● **Direction**
Your task is to output the entries below word for word.
▬▬▬▬▬▬
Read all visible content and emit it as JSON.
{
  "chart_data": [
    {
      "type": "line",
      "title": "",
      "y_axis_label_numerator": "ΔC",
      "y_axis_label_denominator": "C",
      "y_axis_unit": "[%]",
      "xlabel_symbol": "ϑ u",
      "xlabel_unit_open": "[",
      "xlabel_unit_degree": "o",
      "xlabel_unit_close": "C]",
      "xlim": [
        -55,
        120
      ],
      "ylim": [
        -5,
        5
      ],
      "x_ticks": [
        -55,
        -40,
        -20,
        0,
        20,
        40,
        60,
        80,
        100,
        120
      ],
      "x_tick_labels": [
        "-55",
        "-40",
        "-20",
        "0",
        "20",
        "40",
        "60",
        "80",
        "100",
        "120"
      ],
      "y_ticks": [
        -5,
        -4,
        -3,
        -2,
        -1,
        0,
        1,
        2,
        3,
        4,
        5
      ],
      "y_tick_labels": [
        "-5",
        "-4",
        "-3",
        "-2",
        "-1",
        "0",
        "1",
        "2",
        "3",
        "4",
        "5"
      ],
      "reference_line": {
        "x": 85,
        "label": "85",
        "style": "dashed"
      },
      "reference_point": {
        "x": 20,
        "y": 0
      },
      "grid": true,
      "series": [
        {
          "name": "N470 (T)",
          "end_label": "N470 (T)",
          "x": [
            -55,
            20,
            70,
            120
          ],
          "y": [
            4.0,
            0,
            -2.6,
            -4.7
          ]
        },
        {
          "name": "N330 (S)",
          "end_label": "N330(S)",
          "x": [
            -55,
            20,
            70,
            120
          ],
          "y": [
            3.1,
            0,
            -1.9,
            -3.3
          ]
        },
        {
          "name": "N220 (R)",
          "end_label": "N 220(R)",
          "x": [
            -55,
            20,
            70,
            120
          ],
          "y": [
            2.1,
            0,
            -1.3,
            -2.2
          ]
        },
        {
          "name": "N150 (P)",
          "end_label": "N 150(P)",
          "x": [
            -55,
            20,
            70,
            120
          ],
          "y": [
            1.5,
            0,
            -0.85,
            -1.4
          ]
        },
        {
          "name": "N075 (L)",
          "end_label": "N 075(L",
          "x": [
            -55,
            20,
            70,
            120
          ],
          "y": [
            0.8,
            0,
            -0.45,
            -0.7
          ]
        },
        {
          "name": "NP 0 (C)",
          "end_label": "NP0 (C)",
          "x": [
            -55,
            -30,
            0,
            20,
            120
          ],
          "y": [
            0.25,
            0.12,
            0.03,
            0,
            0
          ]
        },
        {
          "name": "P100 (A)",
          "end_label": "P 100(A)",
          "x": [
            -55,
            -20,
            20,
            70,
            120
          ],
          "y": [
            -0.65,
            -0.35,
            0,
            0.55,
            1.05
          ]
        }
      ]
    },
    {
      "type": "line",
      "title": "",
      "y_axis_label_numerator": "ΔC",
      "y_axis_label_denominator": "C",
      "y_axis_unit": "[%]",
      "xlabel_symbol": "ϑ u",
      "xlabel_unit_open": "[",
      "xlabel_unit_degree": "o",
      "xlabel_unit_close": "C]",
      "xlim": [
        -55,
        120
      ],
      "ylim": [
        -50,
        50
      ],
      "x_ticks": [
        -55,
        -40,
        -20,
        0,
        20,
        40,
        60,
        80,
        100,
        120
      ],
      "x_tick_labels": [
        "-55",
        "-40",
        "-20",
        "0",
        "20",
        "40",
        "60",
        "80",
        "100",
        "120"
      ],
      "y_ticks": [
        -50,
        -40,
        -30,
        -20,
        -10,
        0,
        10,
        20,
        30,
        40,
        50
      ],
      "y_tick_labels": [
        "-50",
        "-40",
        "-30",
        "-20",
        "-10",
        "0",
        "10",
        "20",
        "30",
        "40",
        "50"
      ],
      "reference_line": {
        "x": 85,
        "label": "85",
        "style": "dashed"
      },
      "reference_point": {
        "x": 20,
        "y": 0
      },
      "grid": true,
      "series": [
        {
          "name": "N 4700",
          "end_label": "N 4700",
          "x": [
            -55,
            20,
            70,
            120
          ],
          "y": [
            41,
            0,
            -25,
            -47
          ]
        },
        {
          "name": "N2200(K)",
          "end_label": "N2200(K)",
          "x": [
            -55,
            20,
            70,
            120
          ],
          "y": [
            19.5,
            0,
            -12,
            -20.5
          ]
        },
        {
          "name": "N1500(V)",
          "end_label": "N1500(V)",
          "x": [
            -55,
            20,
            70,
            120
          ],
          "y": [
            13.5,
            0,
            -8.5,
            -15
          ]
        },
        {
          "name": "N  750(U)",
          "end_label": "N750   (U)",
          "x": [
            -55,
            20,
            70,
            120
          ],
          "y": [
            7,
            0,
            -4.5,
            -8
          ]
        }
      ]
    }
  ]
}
▬▬▬▬▬▬
● **Written solution**
Read all visible content and emit it as JSON.
{
  "chart_data": [
    {
      "type": "line",
      "title": "",
      "y_axis_label_numerator": "ΔC",
      "y_axis_label_denominator": "C",
      "y_axis_unit": "[%]",
      "xlabel_symbol": "ϑ u",
      "xlabel_unit_open": "[",
      "xlabel_unit_degree": "o",
      "xlabel_unit_close": "C]",
      "xlim": [
        -55,
        120
      ],
      "ylim": [
        -5,
        5
      ],
      "x_ticks": [
        -55,
        -40,
        -20,
        0,
        20,
        40,
        60,
        80,
        100,
        120
      ],
      "x_tick_labels": [
        "-55",
        "-40",
        "-20",
        "0",
        "20",
        "40",
        "60",
        "80",
        "100",
        "120"
      ],
      "y_ticks": [
        -5,
        -4,
        -3,
        -2,
        -1,
        0,
        1,
        2,
        3,
        4,
        5
      ],
      "y_tick_labels": [
        "-5",
        "-4",
        "-3",
        "-2",
        "-1",
        "0",
        "1",
        "2",
        "3",
        "4",
        "5"
      ],
      "reference_line": {
        "x": 85,
        "label": "85",
        "style": "dashed"
      },
      "reference_point": {
        "x": 20,
        "y": 0
      },
      "grid": true,
      "series": [
        {
          "name": "N470 (T)",
          "end_label": "N470 (T)",
          "x": [
            -55,
            20,
            70,
            120
          ],
          "y": [
            4.0,
            0,
            -2.6,
            -4.7
          ]
        },
        {
          "name": "N330 (S)",
          "end_label": "N330(S)",
          "x": [
            -55,
            20,
            70,
            120
          ],
          "y": [
            3.1,
            0,
            -1.9,
            -3.3
          ]
        },
        {
          "name": "N220 (R)",
          "end_label": "N 220(R)",
          "x": [
            -55,
            20,
            70,
            120
          ],
          "y": [
            2.1,
            0,
            -1.3,
            -2.2
          ]
        },
        {
          "name": "N150 (P)",
          "end_label": "N 150(P)",
          "x": [
            -55,
            20,
            70,
            120
          ],
          "y": [
            1.5,
            0,
            -0.85,
            -1.4
          ]
        },
        {
          "name": "N075 (L)",
          "end_label": "N 075(L",
          "x": [
            -55,
            20,
            70,
            120
          ],
          "y": [
            0.8,
            0,
            -0.45,
            -0.7
          ]
        },
        {
          "name": "NP 0 (C)",
          "end_label": "NP0 (C)",
          "x": [
            -55,
            -30,
            0,
            20,
            120
          ],
          "y": [
            0.25,
            0.12,
            0.03,
            0,
            0
          ]
        },
        {
          "name": "P100 (A)",
          "end_label": "P 100(A)",
          "x": [
            -55,
            -20,
            20,
            70,
            120
          ],
          "y": [
            -0.65,
            -0.35,
            0,
            0.55,
            1.05
          ]
        }
      ]
    },
    {
      "type": "line",
      "title": "",
      "y_axis_label_numerator": "ΔC",
      "y_axis_label_denominator": "C",
      "y_axis_unit": "[%]",
      "xlabel_symbol": "ϑ u",
      "xlabel_unit_open": "[",
      "xlabel_unit_degree": "o",
      "xlabel_unit_close": "C]",
      "xlim": [
        -55,
        120
      ],
      "ylim": [
        -50,
        50
      ],
      "x_ticks": [
        -55,
        -40,
        -20,
        0,
        20,
        40,
        60,
        80,
        100,
        120
      ],
      "x_tick_labels": [
        "-55",
        "-40",
        "-20",
        "0",
        "20",
        "40",
        "60",
        "80",
        "100",
        "120"
      ],
      "y_ticks": [
        -50,
        -40,
        -30,
        -20,
        -10,
        0,
        10,
        20,
        30,
        40,
        50
      ],
      "y_tick_labels": [
        "-50",
        "-40",
        "-30",
        "-20",
        "-10",
        "0",
        "10",
        "20",
        "30",
        "40",
        "50"
      ],
      "reference_line": {
        "x": 85,
        "label": "85",
        "style": "dashed"
      },
      "reference_point": {
        "x": 20,
        "y": 0
      },
      "grid": true,
      "series": [
        {
          "name": "N 4700",
          "end_label": "N 4700",
          "x": [
            -55,
            20,
            70,
            120
          ],
          "y": [
            41,
            0,
            -25,
            -47
          ]
        },
        {
          "name": "N2200(K)",
          "end_label": "N2200(K)",
          "x": [
            -55,
            20,
            70,
            120
          ],
          "y": [
            19.5,
            0,
            -12,
            -20.5
          ]
        },
        {
          "name": "N1500(V)",
          "end_label": "N1500(V)",
          "x": [
            -55,
            20,
            70,
            120
          ],
          "y": [
            13.5,
            0,
            -8.5,
            -15
          ]
        },
        {
          "name": "N  750(U)",
          "end_label": "N750   (U)",
          "x": [
            -55,
            20,
            70,
            120
          ],
          "y": [
            7,
            0,
            -4.5,
            -8
          ]
        }
      ]
    }
  ]
}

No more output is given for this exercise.